WHAT THIS TASK INVOLVES> Go line by line through the listing below and copy those that hold "diarrhoea".

※

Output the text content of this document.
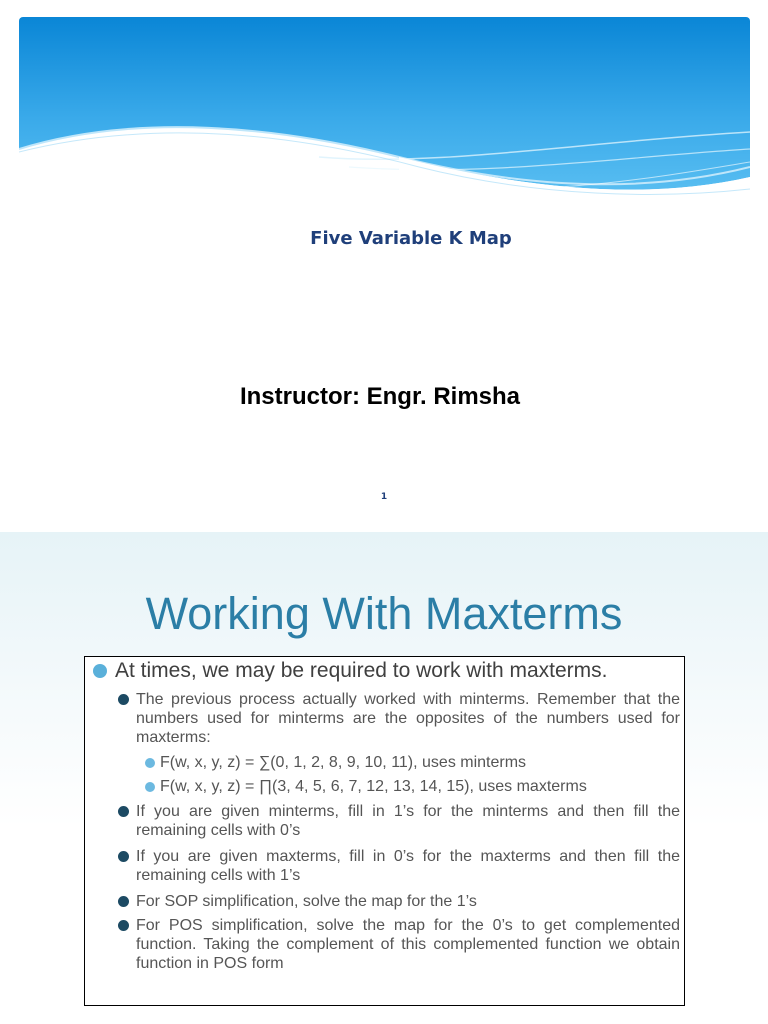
Five Variable K Map
Instructor: Engr. Rimsha
1
Working With Maxterms
At times, we may be required to work with maxterms.
The previous process actually worked with minterms. Remember that the numbers used for minterms are the opposites of the numbers used for maxterms:
F(w, x, y, z) = ∑(0, 1, 2, 8, 9, 10, 11), uses minterms
F(w, x, y, z) = ∏(3, 4, 5, 6, 7, 12, 13, 14, 15), uses maxterms
If you are given minterms, fill in 1’s for the minterms and then fill the remaining cells with 0’s
If you are given maxterms, fill in 0’s for the maxterms and then fill the remaining cells with 1’s
For SOP simplification, solve the map for the 1’s
For POS simplification, solve the map for the 0’s to get complemented function. Taking the complement of this complemented function we obtain function in POS form
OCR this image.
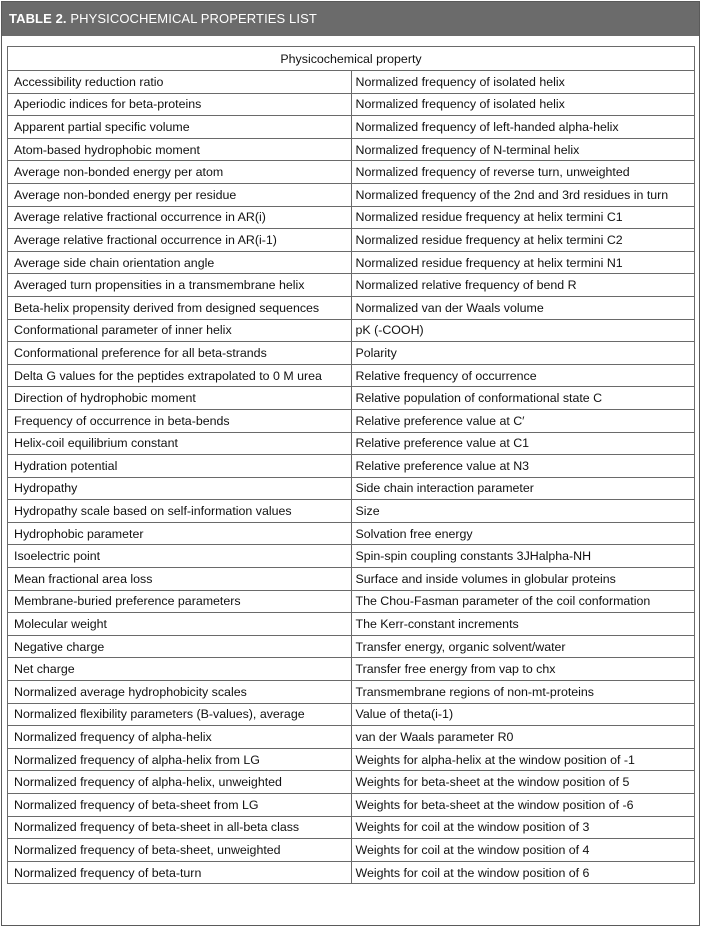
TABLE 2. PHYSICOCHEMICAL PROPERTIES LIST
Physicochemical property	
Accessibility reduction ratio	Normalized frequency of isolated helix
Aperiodic indices for beta-proteins	Normalized frequency of isolated helix
Apparent partial specific volume	Normalized frequency of left-handed alpha-helix
Atom-based hydrophobic moment	Normalized frequency of N-terminal helix
Average non-bonded energy per atom	Normalized frequency of reverse turn, unweighted
Average non-bonded energy per residue	Normalized frequency of the 2nd and 3rd residues in turn
Average relative fractional occurrence in AR(i)	Normalized residue frequency at helix termini C1
Average relative fractional occurrence in AR(i-1)	Normalized residue frequency at helix termini C2
Average side chain orientation angle	Normalized residue frequency at helix termini N1
Averaged turn propensities in a transmembrane helix	Normalized relative frequency of bend R
Beta-helix propensity derived from designed sequences	Normalized van der Waals volume
Conformational parameter of inner helix	pK (-COOH)
Conformational preference for all beta-strands	Polarity
Delta G values for the peptides extrapolated to 0 M urea	Relative frequency of occurrence
Direction of hydrophobic moment	Relative population of conformational state C
Frequency of occurrence in beta-bends	Relative preference value at C′
Helix-coil equilibrium constant	Relative preference value at C1
Hydration potential	Relative preference value at N3
Hydropathy	Side chain interaction parameter
Hydropathy scale based on self-information values	Size
Hydrophobic parameter	Solvation free energy
Isoelectric point	Spin-spin coupling constants 3JHalpha-NH
Mean fractional area loss	Surface and inside volumes in globular proteins
Membrane-buried preference parameters	The Chou-Fasman parameter of the coil conformation
Molecular weight	The Kerr-constant increments
Negative charge	Transfer energy, organic solvent/water
Net charge	Transfer free energy from vap to chx
Normalized average hydrophobicity scales	Transmembrane regions of non-mt-proteins
Normalized flexibility parameters (B-values), average	Value of theta(i-1)
Normalized frequency of alpha-helix	van der Waals parameter R0
Normalized frequency of alpha-helix from LG	Weights for alpha-helix at the window position of -1
Normalized frequency of alpha-helix, unweighted	Weights for beta-sheet at the window position of 5
Normalized frequency of beta-sheet from LG	Weights for beta-sheet at the window position of -6
Normalized frequency of beta-sheet in all-beta class	Weights for coil at the window position of 3
Normalized frequency of beta-sheet, unweighted	Weights for coil at the window position of 4
Normalized frequency of beta-turn	Weights for coil at the window position of 6
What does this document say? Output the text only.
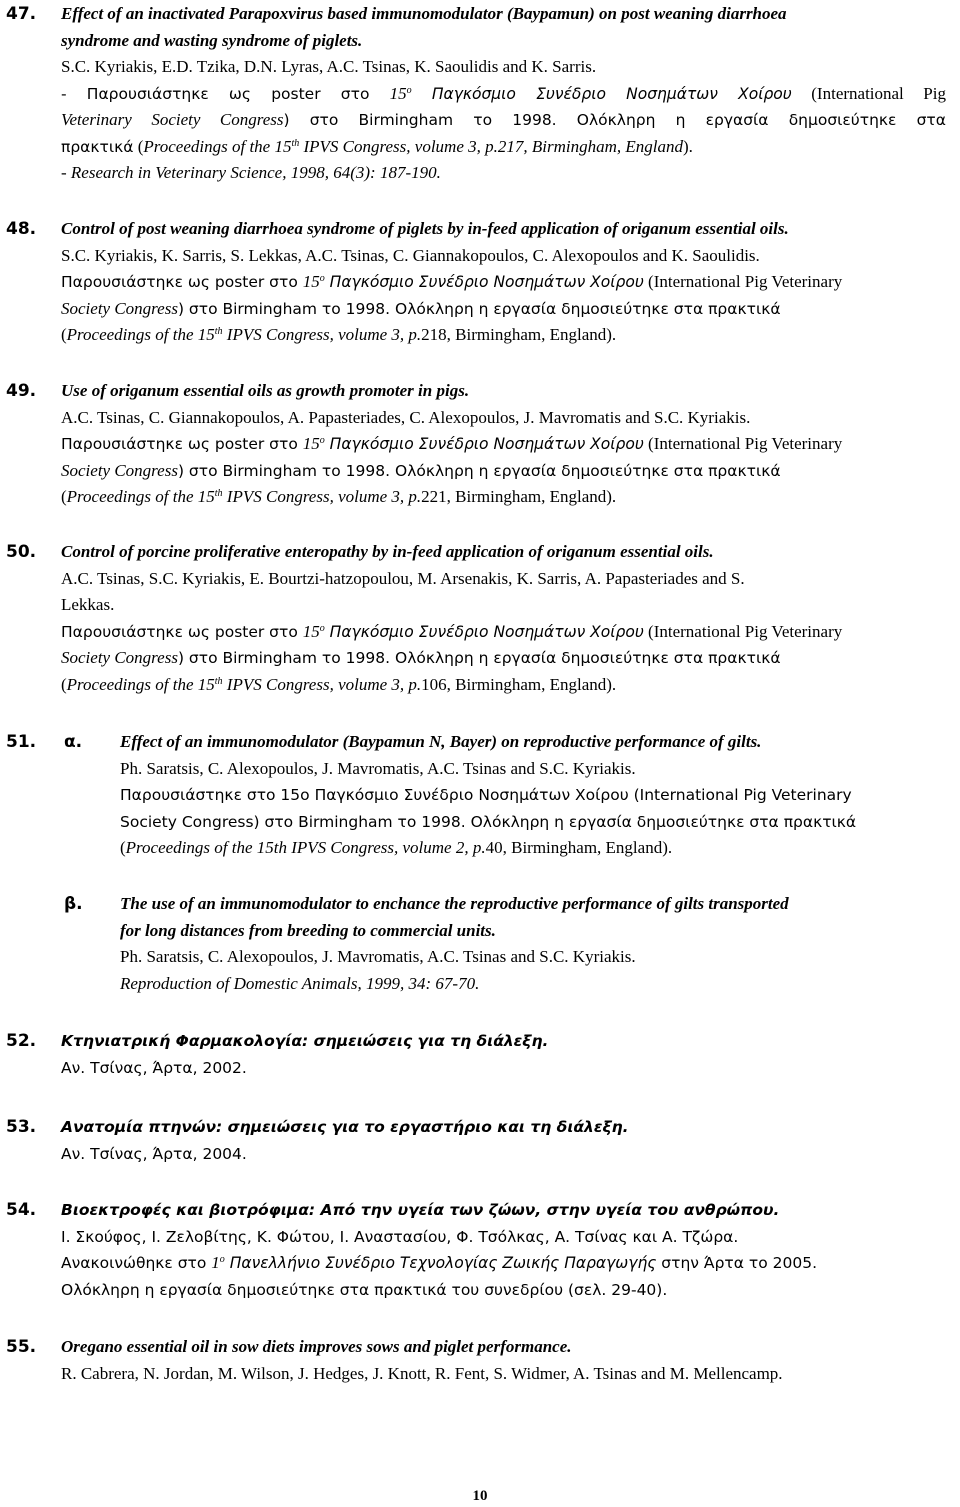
47. Effect of an inactivated Parapoxvirus based immunomodulator (Baypamun) on post weaning diarrhoea
syndrome and wasting syndrome of piglets.
S.C. Kyriakis, E.D. Tzika, D.N. Lyras, A.C. Tsinas, K. Saoulidis and K. Sarris.
- Παρουσιάστηκε ως poster στο $15^o$ Παγκόσμιο Συνέδριο Νοσημάτων Χοίρου (International Pig
Veterinary Society Congress) στο Birmingham το 1998. Ολόκληρη η εργασία δημοσιεύτηκε στα
πρακτικά (Proceedings of the 15th IPVS Congress, volume 3, p.217, Birmingham, England).
- Research in Veterinary Science, 1998, 64(3): 187-190.
48. Control of post weaning diarrhoea syndrome of piglets by in-feed application of origanum essential oils.
S.C. Kyriakis, K. Sarris, S. Lekkas, A.C. Tsinas, C. Giannakopoulos, C. Alexopoulos and K. Saoulidis.
Παρουσιάστηκε ως poster στο $15^o$ Παγκόσμιο Συνέδριο Νοσημάτων Χοίρου (International Pig Veterinary
Society Congress) στο Birmingham το 1998. Ολόκληρη η εργασία δημοσιεύτηκε στα πρακτικά
(Proceedings of the 15th IPVS Congress, volume 3, p.218, Birmingham, England).
49. Use of origanum essential oils as growth promoter in pigs.
A.C. Tsinas, C. Giannakopoulos, A. Papasteriades, C. Alexopoulos, J. Mavromatis and S.C. Kyriakis.
Παρουσιάστηκε ως poster στο $15^o$ Παγκόσμιο Συνέδριο Νοσημάτων Χοίρου (International Pig Veterinary
Society Congress) στο Birmingham το 1998. Ολόκληρη η εργασία δημοσιεύτηκε στα πρακτικά
(Proceedings of the 15th IPVS Congress, volume 3, p.221, Birmingham, England).
50. Control of porcine proliferative enteropathy by in-feed application of origanum essential oils.
A.C. Tsinas, S.C. Kyriakis, E. Bourtzi-hatzopoulou, M. Arsenakis, K. Sarris, A. Papasteriades and S.
Lekkas.
Παρουσιάστηκε ως poster στο $15^o$ Παγκόσμιο Συνέδριο Νοσημάτων Χοίρου (International Pig Veterinary
Society Congress) στο Birmingham το 1998. Ολόκληρη η εργασία δημοσιεύτηκε στα πρακτικά
(Proceedings of the 15th IPVS Congress, volume 3, p.106, Birmingham, England).
51. α. Effect of an immunomodulator (Baypamun N, Bayer) on reproductive performance of gilts.
Ph. Saratsis, C. Alexopoulos, J. Mavromatis, A.C. Tsinas and S.C. Kyriakis.
Παρουσιάστηκε στο 15ο Παγκόσμιο Συνέδριο Νοσημάτων Χοίρου (International Pig Veterinary
Society Congress) στο Birmingham το 1998. Ολόκληρη η εργασία δημοσιεύτηκε στα πρακτικά
(Proceedings of the 15th IPVS Congress, volume 2, p.40, Birmingham, England).
β. The use of an immunomodulator to enchance the reproductive performance of gilts transported
for long distances from breeding to commercial units.
Ph. Saratsis, C. Alexopoulos, J. Mavromatis, A.C. Tsinas and S.C. Kyriakis.
Reproduction of Domestic Animals, 1999, 34: 67-70.
52. Κτηνιατρική Φαρμακολογία: σημειώσεις για τη διάλεξη.
Αν. Τσίνας, Άρτα, 2002.
53. Ανατομία πτηνών: σημειώσεις για το εργαστήριο και τη διάλεξη.
Αν. Τσίνας, Άρτα, 2004.
54. Βιοεκτροφές και βιοτρόφιμα: Από την υγεία των ζώων, στην υγεία του ανθρώπου.
Ι. Σκούφος, Ι. Ζελοβίτης, Κ. Φώτου, Ι. Αναστασίου, Φ. Τσόλκας, Α. Τσίνας και Α. Τζώρα.
Ανακοινώθηκε στο $1^o$ Πανελλήνιο Συνέδριο Τεχνολογίας Ζωικής Παραγωγής στην Άρτα το 2005.
Ολόκληρη η εργασία δημοσιεύτηκε στα πρακτικά του συνεδρίου (σελ. 29-40).
55. Oregano essential oil in sow diets improves sows and piglet performance.
R. Cabrera, N. Jordan, M. Wilson, J. Hedges, J. Knott, R. Fent, S. Widmer, A. Tsinas and M. Mellencamp.
10
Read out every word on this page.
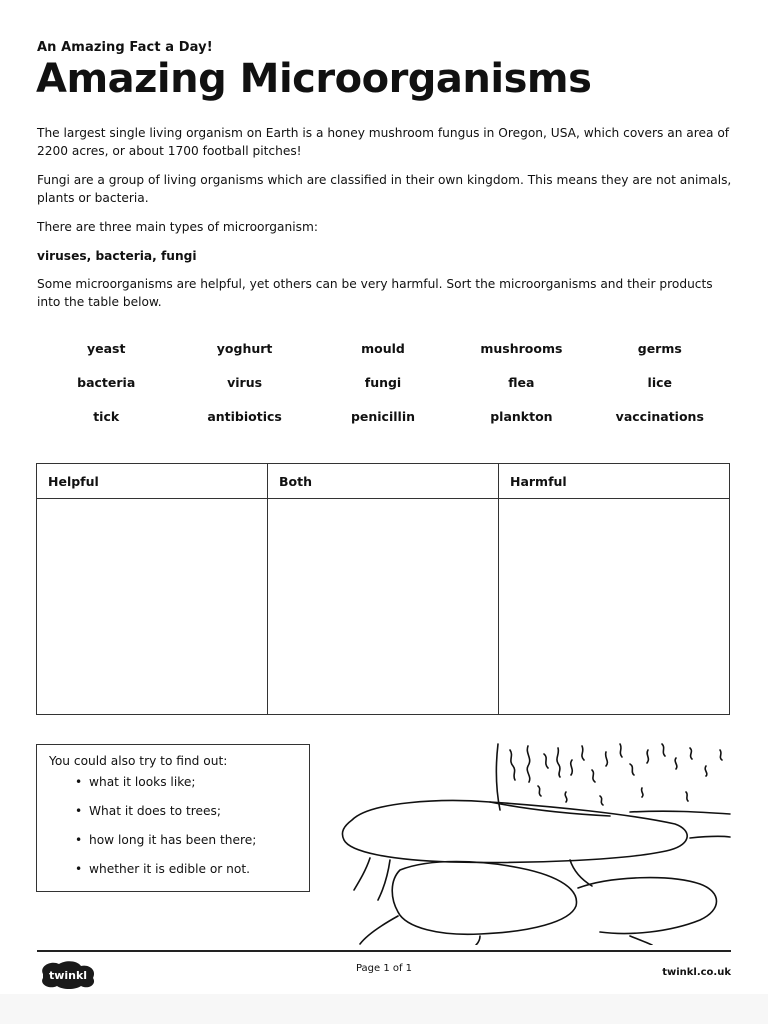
An Amazing Fact a Day!
Amazing Microorganisms
The largest single living organism on Earth is a honey mushroom fungus in Oregon, USA, which covers an area of 2200 acres, or about 1700 football pitches!
Fungi are a group of living organisms which are classified in their own kingdom. This means they are not animals, plants or bacteria.
There are three main types of microorganism:
viruses, bacteria, fungi
Some microorganisms are helpful, yet others can be very harmful. Sort the microorganisms and their products into the table below.
yeast	yoghurt	mould	mushrooms	germs
bacteria	virus	fungi	flea	lice
tick	antibiotics	penicillin	plankton	vaccinations
Helpful	Both	Harmful
You could also try to find out:
• what it looks like;
• What it does to trees;
• how long it has been there;
• whether it is edible or not.
twinkl
Page 1 of 1	twinkl.co.uk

※

REPLY>
47. Effect of an inactivated Parapoxvirus based immunomodulator (Baypamun) on post weaning diarrhoea
48. Control of post weaning diarrhoea syndrome of piglets by in-feed application of origanum essential oils.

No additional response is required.